● Kısa görev: Aşağıdaki kayıtlarda "section" dizesini içeren satırların hepsini toplayın.

======== Alıştırma kayıtları ========

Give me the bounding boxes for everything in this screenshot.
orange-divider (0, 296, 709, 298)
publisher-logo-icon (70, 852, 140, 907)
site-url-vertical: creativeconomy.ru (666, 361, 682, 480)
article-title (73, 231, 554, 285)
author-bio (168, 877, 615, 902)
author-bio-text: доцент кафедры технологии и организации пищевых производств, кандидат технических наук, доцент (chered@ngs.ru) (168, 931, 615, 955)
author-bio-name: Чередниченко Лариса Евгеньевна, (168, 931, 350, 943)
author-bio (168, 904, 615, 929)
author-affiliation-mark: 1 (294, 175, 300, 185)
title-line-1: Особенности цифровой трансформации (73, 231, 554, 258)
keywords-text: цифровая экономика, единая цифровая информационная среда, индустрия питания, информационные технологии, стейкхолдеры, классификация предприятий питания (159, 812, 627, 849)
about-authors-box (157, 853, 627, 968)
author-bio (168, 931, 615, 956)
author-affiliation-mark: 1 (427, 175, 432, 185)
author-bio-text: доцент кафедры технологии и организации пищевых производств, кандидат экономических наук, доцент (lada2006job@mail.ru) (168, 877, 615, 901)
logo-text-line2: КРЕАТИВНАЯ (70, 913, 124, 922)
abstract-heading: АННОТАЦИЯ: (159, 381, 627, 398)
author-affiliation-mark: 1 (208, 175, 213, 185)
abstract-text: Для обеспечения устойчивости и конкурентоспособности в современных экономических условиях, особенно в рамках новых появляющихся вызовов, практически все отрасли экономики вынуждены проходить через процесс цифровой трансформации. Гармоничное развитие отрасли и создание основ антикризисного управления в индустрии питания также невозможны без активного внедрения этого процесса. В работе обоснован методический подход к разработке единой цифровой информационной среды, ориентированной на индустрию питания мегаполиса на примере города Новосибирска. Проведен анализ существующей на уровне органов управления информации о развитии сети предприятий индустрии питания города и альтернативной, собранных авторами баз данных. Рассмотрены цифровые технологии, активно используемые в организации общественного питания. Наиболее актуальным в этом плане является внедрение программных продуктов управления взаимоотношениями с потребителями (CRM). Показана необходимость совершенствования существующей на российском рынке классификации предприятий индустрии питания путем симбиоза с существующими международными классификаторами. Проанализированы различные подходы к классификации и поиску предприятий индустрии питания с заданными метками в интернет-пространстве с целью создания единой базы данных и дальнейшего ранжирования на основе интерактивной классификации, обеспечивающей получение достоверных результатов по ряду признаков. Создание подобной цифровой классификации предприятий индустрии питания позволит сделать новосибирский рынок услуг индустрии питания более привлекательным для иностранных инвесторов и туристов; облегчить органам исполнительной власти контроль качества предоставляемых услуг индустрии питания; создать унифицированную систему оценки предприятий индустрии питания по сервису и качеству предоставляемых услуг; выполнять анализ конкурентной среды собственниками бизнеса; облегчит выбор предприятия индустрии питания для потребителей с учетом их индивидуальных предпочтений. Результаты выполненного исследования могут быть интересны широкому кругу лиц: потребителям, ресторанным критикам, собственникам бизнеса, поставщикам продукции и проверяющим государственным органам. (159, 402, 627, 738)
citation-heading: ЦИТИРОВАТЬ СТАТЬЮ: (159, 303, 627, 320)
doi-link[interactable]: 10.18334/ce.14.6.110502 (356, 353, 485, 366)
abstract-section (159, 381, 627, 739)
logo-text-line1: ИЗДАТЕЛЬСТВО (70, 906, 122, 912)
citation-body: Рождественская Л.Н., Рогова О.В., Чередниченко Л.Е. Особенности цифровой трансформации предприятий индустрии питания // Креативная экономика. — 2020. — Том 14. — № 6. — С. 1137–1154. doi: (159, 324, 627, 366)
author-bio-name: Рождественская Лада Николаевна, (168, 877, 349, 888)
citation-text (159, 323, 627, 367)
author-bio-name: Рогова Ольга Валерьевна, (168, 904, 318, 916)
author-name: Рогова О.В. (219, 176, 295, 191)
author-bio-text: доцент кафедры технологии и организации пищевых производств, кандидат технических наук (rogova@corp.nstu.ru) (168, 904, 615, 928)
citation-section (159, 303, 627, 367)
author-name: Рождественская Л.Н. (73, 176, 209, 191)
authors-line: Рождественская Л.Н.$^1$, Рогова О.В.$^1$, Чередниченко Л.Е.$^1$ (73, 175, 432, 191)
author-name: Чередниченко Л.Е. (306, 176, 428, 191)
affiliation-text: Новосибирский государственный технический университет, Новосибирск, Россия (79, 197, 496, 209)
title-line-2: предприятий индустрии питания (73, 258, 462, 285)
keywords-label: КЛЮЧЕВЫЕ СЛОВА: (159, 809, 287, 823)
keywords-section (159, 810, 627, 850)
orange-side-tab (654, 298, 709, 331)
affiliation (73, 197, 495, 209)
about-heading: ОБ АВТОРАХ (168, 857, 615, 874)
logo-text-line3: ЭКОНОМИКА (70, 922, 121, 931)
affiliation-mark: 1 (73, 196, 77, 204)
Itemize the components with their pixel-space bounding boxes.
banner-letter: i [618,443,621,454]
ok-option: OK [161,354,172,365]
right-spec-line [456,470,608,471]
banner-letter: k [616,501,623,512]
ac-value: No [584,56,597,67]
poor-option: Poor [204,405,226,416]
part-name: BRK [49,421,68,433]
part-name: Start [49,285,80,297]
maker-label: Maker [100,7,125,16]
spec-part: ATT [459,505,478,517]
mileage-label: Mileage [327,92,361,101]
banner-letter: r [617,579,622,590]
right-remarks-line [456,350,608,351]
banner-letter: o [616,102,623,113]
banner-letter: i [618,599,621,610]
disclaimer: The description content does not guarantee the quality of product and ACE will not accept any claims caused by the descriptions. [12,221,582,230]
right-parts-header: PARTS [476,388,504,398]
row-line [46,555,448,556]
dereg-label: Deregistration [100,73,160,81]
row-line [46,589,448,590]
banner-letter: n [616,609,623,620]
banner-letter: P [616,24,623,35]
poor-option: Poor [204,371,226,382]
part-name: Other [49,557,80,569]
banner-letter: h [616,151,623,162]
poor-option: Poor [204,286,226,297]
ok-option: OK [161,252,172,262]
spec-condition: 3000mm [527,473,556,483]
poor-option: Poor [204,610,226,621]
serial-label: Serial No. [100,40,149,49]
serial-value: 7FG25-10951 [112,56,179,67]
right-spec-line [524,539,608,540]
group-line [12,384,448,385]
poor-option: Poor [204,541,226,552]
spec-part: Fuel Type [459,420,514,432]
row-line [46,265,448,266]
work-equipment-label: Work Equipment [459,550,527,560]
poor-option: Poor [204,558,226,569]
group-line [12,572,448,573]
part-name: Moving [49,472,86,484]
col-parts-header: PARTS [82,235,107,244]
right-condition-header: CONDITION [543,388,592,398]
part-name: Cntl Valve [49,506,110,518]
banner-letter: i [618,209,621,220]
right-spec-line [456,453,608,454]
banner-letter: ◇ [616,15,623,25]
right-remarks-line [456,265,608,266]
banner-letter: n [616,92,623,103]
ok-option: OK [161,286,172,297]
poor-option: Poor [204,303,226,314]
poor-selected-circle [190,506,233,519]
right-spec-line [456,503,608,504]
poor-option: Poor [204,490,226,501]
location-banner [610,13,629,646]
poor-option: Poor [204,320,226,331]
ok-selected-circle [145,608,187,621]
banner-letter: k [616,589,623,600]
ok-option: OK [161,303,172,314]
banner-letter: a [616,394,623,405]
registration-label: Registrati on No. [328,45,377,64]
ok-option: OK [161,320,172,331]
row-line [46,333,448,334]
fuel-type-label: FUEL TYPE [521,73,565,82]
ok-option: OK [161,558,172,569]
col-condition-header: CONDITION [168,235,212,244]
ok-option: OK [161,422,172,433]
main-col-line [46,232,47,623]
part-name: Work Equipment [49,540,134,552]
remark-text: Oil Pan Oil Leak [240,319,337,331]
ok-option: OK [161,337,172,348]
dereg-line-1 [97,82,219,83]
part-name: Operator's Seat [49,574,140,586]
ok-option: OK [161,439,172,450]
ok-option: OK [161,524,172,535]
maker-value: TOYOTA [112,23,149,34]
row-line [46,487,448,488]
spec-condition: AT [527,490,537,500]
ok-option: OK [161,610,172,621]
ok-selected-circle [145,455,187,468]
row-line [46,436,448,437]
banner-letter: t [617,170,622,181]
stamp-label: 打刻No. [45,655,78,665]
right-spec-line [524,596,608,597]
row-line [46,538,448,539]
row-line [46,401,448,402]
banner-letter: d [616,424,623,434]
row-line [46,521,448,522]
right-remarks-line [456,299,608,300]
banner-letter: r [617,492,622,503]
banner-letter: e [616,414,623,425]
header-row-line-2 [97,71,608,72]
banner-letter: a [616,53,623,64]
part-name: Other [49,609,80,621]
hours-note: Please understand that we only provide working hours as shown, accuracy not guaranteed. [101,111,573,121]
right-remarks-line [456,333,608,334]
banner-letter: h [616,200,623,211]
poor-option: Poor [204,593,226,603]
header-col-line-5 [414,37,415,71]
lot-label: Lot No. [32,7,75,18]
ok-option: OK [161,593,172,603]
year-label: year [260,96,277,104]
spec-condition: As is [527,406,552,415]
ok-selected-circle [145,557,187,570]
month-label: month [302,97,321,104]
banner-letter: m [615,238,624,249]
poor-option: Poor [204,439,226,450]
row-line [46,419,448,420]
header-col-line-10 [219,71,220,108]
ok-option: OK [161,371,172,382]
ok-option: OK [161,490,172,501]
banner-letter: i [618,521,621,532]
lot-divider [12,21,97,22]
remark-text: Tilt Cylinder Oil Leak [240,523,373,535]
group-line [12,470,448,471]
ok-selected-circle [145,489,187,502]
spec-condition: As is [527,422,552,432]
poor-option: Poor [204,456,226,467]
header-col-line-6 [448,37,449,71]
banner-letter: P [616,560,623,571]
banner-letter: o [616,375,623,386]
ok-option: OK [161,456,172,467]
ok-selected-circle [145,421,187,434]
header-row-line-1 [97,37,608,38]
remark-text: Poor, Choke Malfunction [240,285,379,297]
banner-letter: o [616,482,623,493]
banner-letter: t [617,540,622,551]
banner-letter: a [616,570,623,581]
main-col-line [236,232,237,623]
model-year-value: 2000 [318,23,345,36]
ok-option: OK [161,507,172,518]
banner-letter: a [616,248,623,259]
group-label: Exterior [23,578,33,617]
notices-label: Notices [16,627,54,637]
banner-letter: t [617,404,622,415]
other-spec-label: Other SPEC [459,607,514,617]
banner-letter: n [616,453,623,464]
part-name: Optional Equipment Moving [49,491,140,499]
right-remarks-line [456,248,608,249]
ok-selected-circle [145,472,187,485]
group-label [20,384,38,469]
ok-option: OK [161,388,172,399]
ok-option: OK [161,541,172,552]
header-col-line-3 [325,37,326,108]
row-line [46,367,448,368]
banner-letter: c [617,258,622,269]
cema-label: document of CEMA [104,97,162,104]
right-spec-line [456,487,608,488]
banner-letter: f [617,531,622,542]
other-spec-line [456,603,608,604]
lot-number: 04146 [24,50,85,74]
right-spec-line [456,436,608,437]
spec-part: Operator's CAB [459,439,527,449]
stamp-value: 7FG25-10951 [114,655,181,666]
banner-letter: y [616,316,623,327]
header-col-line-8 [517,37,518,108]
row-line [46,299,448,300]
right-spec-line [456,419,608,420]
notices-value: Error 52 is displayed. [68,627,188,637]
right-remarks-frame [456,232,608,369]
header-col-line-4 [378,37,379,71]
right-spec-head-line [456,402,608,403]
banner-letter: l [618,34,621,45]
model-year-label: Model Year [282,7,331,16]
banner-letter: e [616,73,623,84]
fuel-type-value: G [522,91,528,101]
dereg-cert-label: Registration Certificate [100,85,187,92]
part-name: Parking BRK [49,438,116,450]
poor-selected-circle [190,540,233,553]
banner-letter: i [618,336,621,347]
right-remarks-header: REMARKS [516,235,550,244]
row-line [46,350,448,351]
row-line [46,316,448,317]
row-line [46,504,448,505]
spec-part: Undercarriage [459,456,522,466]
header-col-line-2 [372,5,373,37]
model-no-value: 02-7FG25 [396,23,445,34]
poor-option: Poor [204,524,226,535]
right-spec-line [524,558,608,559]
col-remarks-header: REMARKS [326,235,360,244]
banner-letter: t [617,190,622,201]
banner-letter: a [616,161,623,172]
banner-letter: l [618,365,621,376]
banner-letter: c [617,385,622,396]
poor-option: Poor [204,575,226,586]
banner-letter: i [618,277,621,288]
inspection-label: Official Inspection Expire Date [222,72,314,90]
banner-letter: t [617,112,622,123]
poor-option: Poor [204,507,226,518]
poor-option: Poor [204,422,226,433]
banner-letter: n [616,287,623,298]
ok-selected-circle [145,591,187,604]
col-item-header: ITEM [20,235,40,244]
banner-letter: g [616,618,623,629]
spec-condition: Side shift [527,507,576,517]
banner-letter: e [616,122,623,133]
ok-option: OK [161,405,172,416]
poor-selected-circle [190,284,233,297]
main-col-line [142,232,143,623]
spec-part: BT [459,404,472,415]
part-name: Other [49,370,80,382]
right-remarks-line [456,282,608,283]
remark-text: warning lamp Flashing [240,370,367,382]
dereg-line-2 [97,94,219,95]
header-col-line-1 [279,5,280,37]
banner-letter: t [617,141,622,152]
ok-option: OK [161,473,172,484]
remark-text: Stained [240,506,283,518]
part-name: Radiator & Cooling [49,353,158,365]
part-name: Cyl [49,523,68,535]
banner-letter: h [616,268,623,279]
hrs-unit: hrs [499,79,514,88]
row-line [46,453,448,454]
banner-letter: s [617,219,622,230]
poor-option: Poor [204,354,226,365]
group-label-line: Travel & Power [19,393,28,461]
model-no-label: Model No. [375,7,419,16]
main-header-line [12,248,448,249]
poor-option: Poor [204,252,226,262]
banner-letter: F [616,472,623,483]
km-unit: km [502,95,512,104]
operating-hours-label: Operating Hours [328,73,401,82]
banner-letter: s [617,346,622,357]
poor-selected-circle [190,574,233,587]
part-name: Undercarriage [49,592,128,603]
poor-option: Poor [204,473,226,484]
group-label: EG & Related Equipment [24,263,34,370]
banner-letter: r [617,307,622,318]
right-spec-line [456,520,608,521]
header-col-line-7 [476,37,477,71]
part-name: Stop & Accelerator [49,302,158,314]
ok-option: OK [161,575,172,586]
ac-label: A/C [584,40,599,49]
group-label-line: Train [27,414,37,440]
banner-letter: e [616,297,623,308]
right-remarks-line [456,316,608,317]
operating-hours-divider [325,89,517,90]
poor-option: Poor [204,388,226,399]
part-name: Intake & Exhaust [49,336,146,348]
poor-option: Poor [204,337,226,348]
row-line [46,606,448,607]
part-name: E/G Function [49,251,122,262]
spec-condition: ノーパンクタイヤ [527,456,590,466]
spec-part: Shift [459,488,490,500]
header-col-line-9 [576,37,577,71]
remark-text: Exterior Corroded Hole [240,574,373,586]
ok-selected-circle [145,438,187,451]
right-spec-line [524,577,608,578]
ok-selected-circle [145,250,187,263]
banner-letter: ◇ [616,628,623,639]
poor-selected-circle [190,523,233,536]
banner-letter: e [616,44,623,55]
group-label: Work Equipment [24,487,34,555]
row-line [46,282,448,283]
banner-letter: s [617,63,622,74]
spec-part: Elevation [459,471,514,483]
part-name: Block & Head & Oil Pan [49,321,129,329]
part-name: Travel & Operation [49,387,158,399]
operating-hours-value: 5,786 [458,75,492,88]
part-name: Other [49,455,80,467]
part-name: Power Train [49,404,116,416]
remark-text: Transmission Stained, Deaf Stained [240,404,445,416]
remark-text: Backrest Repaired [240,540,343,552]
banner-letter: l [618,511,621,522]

========

● Alıştırma yanıtı:
abstract-section (159, 381, 627, 739)
citation-section (159, 303, 627, 367)
keywords-section (159, 810, 627, 850)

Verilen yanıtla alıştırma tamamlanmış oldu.